__DESCRIPTION OF THE TASK__. Read the lines that follow and tally those with the word "name"; give the number and nothing else.

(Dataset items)
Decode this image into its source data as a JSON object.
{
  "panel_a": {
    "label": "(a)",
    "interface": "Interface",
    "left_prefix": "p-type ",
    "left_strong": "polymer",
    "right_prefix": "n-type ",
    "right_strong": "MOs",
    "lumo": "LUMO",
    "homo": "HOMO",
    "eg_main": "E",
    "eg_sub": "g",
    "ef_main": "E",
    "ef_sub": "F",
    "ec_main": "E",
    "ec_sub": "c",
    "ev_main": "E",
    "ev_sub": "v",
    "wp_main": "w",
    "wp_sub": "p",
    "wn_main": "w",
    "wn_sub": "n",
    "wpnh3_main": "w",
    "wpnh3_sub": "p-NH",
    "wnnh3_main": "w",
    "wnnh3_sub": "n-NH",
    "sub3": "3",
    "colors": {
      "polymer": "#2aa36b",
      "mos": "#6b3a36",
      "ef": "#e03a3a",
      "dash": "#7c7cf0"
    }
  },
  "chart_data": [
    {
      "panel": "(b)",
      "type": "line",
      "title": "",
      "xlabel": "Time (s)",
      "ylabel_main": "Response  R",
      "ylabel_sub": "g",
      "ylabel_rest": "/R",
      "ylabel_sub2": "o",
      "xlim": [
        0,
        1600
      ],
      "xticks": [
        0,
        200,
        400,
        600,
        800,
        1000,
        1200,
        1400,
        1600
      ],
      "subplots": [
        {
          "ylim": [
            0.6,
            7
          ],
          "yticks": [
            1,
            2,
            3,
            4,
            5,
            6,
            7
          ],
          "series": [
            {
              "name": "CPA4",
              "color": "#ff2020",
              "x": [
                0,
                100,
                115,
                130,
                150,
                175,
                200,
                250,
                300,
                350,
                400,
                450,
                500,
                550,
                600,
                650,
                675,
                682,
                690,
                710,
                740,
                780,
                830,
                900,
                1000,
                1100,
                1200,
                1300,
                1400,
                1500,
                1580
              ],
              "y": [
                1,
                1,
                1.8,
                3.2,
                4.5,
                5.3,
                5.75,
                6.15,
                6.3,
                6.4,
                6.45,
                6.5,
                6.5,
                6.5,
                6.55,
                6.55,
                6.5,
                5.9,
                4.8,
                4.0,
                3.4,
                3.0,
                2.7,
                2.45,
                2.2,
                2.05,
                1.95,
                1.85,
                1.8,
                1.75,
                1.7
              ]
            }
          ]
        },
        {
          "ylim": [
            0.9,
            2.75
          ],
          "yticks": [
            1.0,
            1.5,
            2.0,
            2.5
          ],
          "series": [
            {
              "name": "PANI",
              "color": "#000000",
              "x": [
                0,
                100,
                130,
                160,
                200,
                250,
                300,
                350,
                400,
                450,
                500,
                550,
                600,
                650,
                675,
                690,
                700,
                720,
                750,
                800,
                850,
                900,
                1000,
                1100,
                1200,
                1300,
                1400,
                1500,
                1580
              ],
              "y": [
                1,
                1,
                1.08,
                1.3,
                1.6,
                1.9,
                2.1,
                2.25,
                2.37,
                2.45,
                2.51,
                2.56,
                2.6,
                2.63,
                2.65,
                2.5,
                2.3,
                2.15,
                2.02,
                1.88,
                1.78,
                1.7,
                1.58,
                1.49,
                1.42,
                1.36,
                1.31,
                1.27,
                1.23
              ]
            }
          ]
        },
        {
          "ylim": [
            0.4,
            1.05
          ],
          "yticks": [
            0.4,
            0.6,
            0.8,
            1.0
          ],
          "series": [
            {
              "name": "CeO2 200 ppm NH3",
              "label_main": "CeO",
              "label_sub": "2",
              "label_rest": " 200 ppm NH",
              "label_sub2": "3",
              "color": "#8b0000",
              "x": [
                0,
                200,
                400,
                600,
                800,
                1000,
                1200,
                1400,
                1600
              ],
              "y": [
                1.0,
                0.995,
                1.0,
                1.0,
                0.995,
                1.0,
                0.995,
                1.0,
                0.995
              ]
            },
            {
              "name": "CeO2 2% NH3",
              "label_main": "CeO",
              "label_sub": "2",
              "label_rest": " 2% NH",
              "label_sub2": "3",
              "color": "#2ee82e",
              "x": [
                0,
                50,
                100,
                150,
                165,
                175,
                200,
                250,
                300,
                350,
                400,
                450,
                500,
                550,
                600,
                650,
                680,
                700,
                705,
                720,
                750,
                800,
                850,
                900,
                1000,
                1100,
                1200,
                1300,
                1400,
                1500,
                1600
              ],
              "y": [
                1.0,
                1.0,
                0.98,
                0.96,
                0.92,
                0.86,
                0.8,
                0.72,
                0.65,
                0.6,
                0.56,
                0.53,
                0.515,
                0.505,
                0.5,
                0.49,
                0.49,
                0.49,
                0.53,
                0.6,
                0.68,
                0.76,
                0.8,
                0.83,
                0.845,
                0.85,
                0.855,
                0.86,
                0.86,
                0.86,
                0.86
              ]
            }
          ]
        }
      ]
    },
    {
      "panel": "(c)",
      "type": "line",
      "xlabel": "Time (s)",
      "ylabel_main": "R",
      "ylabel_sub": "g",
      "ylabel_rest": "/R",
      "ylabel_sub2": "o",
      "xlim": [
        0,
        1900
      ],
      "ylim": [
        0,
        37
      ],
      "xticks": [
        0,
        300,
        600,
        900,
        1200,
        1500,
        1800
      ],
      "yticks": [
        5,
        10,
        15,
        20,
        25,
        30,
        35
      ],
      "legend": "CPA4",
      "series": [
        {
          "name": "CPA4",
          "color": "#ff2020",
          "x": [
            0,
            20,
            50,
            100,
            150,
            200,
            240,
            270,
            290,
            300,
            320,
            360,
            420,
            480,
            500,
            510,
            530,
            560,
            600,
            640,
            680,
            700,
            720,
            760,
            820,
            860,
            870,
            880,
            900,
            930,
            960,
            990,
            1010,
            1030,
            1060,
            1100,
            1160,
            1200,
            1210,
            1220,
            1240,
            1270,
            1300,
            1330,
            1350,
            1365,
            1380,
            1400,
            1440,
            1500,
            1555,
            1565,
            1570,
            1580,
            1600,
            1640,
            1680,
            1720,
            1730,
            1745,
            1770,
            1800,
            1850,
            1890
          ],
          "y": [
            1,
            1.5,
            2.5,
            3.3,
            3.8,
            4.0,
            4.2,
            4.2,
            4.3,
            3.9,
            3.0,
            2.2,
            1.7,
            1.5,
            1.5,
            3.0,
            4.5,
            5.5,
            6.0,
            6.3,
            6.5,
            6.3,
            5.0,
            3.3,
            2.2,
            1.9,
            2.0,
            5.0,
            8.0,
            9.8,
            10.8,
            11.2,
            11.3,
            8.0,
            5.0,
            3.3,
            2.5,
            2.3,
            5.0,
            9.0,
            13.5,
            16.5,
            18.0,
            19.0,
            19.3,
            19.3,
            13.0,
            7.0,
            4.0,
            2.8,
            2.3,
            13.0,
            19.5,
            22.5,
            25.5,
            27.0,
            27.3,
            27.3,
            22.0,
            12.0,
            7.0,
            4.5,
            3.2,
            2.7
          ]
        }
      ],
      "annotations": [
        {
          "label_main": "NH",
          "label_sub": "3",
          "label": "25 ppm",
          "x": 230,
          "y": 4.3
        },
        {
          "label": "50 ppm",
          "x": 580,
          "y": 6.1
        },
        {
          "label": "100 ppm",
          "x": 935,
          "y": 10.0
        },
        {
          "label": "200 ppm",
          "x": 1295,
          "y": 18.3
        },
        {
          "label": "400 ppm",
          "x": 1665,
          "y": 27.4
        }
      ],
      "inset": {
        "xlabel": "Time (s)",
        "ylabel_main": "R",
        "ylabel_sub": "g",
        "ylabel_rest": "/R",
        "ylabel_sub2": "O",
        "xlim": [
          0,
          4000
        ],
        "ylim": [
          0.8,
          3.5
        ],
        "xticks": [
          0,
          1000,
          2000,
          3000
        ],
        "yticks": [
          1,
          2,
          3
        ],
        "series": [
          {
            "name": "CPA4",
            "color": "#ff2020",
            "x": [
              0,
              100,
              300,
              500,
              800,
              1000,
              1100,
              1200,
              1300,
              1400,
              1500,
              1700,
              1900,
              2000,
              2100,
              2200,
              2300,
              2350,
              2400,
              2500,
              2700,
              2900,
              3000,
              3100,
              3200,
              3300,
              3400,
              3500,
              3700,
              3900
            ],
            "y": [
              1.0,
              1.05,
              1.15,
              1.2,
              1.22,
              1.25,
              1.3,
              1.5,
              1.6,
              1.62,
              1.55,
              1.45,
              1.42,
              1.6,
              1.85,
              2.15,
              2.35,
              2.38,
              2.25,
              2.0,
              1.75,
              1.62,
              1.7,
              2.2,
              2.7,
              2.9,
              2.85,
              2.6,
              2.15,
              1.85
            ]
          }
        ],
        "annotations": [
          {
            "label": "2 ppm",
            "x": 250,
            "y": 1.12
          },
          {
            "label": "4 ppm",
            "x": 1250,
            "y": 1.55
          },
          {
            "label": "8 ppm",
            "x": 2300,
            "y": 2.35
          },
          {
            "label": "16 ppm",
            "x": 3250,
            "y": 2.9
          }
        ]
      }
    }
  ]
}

__OUTPUT OF THE TASK__. 6